> _Goal_:
The entries that follow should be written out exactly.

Data start

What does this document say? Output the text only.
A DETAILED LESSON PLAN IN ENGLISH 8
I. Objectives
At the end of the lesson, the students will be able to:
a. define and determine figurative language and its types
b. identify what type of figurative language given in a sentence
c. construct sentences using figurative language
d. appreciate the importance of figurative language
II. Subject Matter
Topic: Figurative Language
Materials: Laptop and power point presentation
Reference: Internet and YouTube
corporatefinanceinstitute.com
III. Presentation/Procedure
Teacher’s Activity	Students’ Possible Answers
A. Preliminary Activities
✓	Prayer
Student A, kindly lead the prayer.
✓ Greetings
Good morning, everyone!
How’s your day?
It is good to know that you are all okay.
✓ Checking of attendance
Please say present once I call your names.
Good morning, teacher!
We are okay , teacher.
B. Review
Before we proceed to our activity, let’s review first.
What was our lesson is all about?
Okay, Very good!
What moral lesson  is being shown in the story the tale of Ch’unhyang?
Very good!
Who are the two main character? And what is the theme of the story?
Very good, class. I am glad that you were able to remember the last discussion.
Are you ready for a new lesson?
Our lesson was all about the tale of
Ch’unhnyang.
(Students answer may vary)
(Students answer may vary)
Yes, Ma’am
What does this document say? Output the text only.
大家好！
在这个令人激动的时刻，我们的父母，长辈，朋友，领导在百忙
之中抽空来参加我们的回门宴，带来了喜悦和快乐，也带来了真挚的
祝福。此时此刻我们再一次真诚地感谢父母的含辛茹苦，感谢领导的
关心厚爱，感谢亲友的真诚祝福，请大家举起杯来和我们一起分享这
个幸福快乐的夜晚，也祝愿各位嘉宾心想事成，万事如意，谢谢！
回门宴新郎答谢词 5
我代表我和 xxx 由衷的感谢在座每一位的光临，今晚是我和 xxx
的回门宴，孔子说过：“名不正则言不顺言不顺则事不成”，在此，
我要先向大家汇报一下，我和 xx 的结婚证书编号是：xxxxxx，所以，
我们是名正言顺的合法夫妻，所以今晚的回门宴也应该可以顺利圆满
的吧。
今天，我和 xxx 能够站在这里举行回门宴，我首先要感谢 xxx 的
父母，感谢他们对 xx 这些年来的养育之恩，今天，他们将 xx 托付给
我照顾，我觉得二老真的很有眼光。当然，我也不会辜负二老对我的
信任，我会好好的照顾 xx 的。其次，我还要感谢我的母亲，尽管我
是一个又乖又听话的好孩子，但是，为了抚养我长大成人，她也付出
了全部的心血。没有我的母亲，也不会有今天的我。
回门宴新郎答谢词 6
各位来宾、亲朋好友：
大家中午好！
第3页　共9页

Data end

> _The answer_:
What does this document say? Output the text only.
A DETAILED LESSON PLAN IN ENGLISH 8
I. Objectives
At the end of the lesson, the students will be able to:
a. define and determine figurative language and its types
b. identify what type of figurative language given in a sentence
c. construct sentences using figurative language
d. appreciate the importance of figurative language
II. Subject Matter
Topic: Figurative Language
Materials: Laptop and power point presentation
Reference: Internet and YouTube
corporatefinanceinstitute.com
III. Presentation/Procedure
Teacher’s Activity	Students’ Possible Answers
A. Preliminary Activities
✓	Prayer
Student A, kindly lead the prayer.
✓ Greetings
Good morning, everyone!
How’s your day?
It is good to know that you are all okay.
✓ Checking of attendance
Please say present once I call your names.
Good morning, teacher!
We are okay , teacher.
B. Review
Before we proceed to our activity, let’s review first.
What was our lesson is all about?
Okay, Very good!
What moral lesson  is being shown in the story the tale of Ch’unhyang?
Very good!
Who are the two main character? And what is the theme of the story?
Very good, class. I am glad that you were able to remember the last discussion.
Are you ready for a new lesson?
Our lesson was all about the tale of
Ch’unhnyang.
(Students answer may vary)
(Students answer may vary)
Yes, Ma’am
What does this document say? Output the text only.
大家好！
在这个令人激动的时刻，我们的父母，长辈，朋友，领导在百忙
之中抽空来参加我们的回门宴，带来了喜悦和快乐，也带来了真挚的
祝福。此时此刻我们再一次真诚地感谢父母的含辛茹苦，感谢领导的
关心厚爱，感谢亲友的真诚祝福，请大家举起杯来和我们一起分享这
个幸福快乐的夜晚，也祝愿各位嘉宾心想事成，万事如意，谢谢！
回门宴新郎答谢词 5
我代表我和 xxx 由衷的感谢在座每一位的光临，今晚是我和 xxx
的回门宴，孔子说过：“名不正则言不顺言不顺则事不成”，在此，
我要先向大家汇报一下，我和 xx 的结婚证书编号是：xxxxxx，所以，
我们是名正言顺的合法夫妻，所以今晚的回门宴也应该可以顺利圆满
的吧。
今天，我和 xxx 能够站在这里举行回门宴，我首先要感谢 xxx 的
父母，感谢他们对 xx 这些年来的养育之恩，今天，他们将 xx 托付给
我照顾，我觉得二老真的很有眼光。当然，我也不会辜负二老对我的
信任，我会好好的照顾 xx 的。其次，我还要感谢我的母亲，尽管我
是一个又乖又听话的好孩子，但是，为了抚养我长大成人，她也付出
了全部的心血。没有我的母亲，也不会有今天的我。
回门宴新郎答谢词 6
各位来宾、亲朋好友：
大家中午好！
第3页　共9页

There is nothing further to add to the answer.